I argued in my last article last month that Square was likely to rise as much as 32% annually over five years. That was when the stock was at $128.55 on July 29. It is now over $155, as of Friday, Aug. 21., up over 20.5%.
My point at the time was that if Square’s Cash App continues its rise, SQ stock could rise over 400% over 4 or 5 years. This is because Square’s market capitalization might logically start to approach the market capitalization of PayPal (NASDAQ:PYPL).
PayPal’s Valuation and SQ Stock
The difference in valuation has now narrowed. Square has a market cap of $68.79 billion, whereas PayPal’s is now $230.89 billion. PayPal is now just 3.356 times larger than Square, rather than 4 times a month ago. That means that over the next four years, SQ stock could rise 35.% annually over 4 years if it were to catch up to PayPal’s valuation.
Again, this assumes that the Cash App begins to overtake the company’s revenue and finances as I suspect it will.
Moreover, if it takes only three years for this to happen, Square would only have to rise by 49.7% annually for three years.
In other words, compounded over three years, SQ stock would reach PayPal’s market cap at this rate. Again, this assumes that the market believes that the Cash App is what drives Square’s revenues and profits.
Cash App Profits Soar
And why shouldn’t it? In Square’s latest earnings release for Q2 2020 came out on Aug. 4, after my article last month, Square said its Cash App’s gross profit grew 167% year over year to $281 million. This is getting close to its Seller ecosystem gross profits of $316 million, which were down 9%.
In other words, Square is reinventing itself. And it couldn’t have come more just in time. Restaurants and customer-facing businesses are still struggling.
The growth is accelerating for Cash App. For example, last quarter Cash App represented just 40% of gross profits. This quarter it represented 47%. Expect to see that number go over 50% to 60 % by the end of the year.
At that point, the market will begin to realize my point about the valuation arbitrage with PayPal. I suspect it will begin to accelerate the market cap differential between the two even earlier than three years from now.

= DIRECTIONS =
[A] Output everything in the records from the first line down to the line containing "edge-tag-right: false bbox=[712, 190, 733, 239]", including both ends, and reproduce it without any change.
[B] Pick up the article on Square's stock valuation and its Cash App where it stops, and continue it from that point.
The text and the records have no connection to each other.

[Collection entries]
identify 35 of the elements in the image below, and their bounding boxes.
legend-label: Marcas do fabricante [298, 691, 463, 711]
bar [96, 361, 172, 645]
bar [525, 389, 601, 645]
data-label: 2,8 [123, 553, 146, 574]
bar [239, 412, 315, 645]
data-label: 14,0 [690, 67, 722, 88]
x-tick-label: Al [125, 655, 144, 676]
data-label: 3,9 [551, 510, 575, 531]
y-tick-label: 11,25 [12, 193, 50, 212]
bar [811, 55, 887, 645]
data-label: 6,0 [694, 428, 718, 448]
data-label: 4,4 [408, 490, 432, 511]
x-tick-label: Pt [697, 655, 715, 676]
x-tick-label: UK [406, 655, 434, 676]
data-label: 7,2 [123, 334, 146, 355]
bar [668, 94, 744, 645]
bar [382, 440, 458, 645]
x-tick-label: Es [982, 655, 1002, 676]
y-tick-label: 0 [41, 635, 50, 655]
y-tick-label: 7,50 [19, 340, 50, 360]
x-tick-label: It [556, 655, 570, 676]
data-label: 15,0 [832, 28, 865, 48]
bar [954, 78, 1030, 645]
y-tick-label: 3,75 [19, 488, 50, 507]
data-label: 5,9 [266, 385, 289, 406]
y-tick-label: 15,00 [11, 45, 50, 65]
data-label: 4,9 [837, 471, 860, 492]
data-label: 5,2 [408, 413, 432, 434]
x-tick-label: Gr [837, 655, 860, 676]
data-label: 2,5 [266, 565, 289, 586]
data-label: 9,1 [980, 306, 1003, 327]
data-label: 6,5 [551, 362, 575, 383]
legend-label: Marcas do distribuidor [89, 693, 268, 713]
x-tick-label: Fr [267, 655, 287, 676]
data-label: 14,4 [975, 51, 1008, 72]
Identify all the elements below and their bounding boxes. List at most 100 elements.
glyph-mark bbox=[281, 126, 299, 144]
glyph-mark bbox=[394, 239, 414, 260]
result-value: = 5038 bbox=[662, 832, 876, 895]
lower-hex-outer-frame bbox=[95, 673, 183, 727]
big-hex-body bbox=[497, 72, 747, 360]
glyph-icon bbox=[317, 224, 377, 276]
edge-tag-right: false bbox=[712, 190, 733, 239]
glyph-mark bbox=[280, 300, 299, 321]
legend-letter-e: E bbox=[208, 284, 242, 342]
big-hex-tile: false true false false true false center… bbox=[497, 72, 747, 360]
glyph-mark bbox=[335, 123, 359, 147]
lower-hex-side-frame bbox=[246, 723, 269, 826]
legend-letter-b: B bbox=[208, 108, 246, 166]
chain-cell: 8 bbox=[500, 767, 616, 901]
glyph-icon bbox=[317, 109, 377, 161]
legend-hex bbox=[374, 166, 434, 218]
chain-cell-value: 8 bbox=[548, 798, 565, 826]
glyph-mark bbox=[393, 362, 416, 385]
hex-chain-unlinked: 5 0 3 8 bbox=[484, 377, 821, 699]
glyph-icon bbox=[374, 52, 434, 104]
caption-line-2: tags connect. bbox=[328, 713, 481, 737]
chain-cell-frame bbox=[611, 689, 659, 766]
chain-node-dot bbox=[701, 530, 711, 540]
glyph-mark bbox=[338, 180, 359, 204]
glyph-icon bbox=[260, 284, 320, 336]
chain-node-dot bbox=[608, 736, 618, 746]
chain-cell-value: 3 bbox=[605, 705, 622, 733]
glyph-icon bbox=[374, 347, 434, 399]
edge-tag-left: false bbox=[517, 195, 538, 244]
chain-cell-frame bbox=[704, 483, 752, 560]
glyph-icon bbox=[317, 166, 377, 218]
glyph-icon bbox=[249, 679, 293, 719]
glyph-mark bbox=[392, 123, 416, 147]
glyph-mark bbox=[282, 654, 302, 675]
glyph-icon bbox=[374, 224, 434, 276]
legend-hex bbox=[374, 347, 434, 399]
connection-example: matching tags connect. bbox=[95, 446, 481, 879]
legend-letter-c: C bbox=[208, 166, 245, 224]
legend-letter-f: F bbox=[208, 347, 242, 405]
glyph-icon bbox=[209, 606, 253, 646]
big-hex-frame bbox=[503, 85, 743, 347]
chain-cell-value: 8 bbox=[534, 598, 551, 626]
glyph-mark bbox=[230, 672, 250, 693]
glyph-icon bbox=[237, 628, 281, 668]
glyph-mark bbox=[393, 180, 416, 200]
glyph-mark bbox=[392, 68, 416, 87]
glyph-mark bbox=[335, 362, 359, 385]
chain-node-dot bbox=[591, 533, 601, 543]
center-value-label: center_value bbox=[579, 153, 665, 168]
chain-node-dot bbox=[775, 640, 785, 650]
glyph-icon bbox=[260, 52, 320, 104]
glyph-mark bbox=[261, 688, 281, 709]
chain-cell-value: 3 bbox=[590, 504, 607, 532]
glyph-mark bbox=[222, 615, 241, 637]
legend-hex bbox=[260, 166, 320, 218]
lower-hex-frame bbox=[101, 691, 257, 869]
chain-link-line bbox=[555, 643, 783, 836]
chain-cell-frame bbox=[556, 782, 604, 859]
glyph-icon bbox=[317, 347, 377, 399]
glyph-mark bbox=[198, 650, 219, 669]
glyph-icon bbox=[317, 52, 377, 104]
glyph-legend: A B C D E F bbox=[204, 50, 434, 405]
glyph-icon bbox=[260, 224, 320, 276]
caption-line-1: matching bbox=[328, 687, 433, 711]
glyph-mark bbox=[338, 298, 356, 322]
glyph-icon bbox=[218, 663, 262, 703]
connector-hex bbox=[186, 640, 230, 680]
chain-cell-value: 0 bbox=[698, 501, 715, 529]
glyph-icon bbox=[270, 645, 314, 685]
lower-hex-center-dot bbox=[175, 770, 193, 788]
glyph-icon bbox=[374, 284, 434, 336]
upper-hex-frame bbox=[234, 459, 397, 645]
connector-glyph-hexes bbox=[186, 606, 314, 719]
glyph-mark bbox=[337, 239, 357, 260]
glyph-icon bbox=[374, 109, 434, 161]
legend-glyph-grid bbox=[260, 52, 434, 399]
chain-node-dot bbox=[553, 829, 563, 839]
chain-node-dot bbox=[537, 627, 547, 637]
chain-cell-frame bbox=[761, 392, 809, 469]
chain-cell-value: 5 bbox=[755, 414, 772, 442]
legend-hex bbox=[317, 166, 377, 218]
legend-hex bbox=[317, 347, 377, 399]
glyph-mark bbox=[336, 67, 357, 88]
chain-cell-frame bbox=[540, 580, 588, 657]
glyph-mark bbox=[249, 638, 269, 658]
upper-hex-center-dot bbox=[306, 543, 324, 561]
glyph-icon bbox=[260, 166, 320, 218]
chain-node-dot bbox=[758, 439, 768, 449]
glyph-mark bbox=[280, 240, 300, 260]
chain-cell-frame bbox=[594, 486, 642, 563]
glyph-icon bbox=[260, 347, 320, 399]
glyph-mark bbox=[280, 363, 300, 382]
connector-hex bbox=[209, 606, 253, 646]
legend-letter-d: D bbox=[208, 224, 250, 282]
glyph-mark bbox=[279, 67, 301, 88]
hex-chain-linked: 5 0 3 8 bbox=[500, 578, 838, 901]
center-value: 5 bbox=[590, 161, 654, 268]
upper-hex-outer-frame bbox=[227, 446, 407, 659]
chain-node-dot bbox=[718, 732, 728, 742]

= EXPECTED RESPONSES =
[A]
identify 35 of the elements in the image below, and their bounding boxes.
legend-label: Marcas do fabricante [298, 691, 463, 711]
bar [96, 361, 172, 645]
bar [525, 389, 601, 645]
data-label: 2,8 [123, 553, 146, 574]
bar [239, 412, 315, 645]
data-label: 14,0 [690, 67, 722, 88]
x-tick-label: Al [125, 655, 144, 676]
data-label: 3,9 [551, 510, 575, 531]
y-tick-label: 11,25 [12, 193, 50, 212]
bar [811, 55, 887, 645]
data-label: 6,0 [694, 428, 718, 448]
data-label: 4,4 [408, 490, 432, 511]
x-tick-label: Pt [697, 655, 715, 676]
x-tick-label: UK [406, 655, 434, 676]
data-label: 7,2 [123, 334, 146, 355]
bar [668, 94, 744, 645]
bar [382, 440, 458, 645]
x-tick-label: Es [982, 655, 1002, 676]
y-tick-label: 0 [41, 635, 50, 655]
y-tick-label: 7,50 [19, 340, 50, 360]
x-tick-label: It [556, 655, 570, 676]
data-label: 15,0 [832, 28, 865, 48]
bar [954, 78, 1030, 645]
y-tick-label: 3,75 [19, 488, 50, 507]
data-label: 5,9 [266, 385, 289, 406]
y-tick-label: 15,00 [11, 45, 50, 65]
data-label: 4,9 [837, 471, 860, 492]
data-label: 5,2 [408, 413, 432, 434]
x-tick-label: Gr [837, 655, 860, 676]
data-label: 2,5 [266, 565, 289, 586]
data-label: 9,1 [980, 306, 1003, 327]
data-label: 6,5 [551, 362, 575, 383]
legend-label: Marcas do distribuidor [89, 693, 268, 713]
x-tick-label: Fr [267, 655, 287, 676]
data-label: 14,4 [975, 51, 1008, 72]
Identify all the elements below and their bounding boxes. List at most 100 elements.
glyph-mark bbox=[281, 126, 299, 144]
glyph-mark bbox=[394, 239, 414, 260]
result-value: = 5038 bbox=[662, 832, 876, 895]
lower-hex-outer-frame bbox=[95, 673, 183, 727]
big-hex-body bbox=[497, 72, 747, 360]
glyph-icon bbox=[317, 224, 377, 276]
edge-tag-right: false bbox=[712, 190, 733, 239]

[B]
What Is Driving Cash App Growth?
A huge portion of the popularity is bitcoin. You can buy, sell, and transfer bitcoin on Cash App. This is extremely popular with young people. Cash App also allows you to hold the bitcoin. It is becoming a major competitor to Coinbase, in this regard.
For example, last quarter Square said that its total net revenue was $1.92 billion, up 64% year-over-year. But without bitcoin transactions, its net revenue would have been flat year-over-year at $1.05 billion.
All this became even more clear to me the other day. My Millennial-aged son told me that he does all his online betting by sending bitcoin via Cash App to an offshore site. When he makes a successful win and they transfer the bitcoin proceeds back to him he can immediately cash it into dollars on Cash App.
What to Do With SQ Stock
Square stock is on a tear that will likely last several years at least. After I wrote my last article and realized what was going on – how Square was reinventing itself – and I started buying the stock.
This is one of those few situations where I am going to be buying the stock as it keeps rising. I have only one other situation like this, and it kind of goes against my grain. I would rather buy the stock more as it falls. The problem is I don’t think there will be many opportunities to do this in the future.
So I am average costing into my position as the stock rises. It’s a little scary, but if you understand why to do it – as the stock is likely to triple over the next three or four years, it makes sense to do it.
As of this writing, Mark Hake, CFA owns a position in Square stock and is likely to buy more. Mark Hake runs the Total Yield Value Guide, which you can review here.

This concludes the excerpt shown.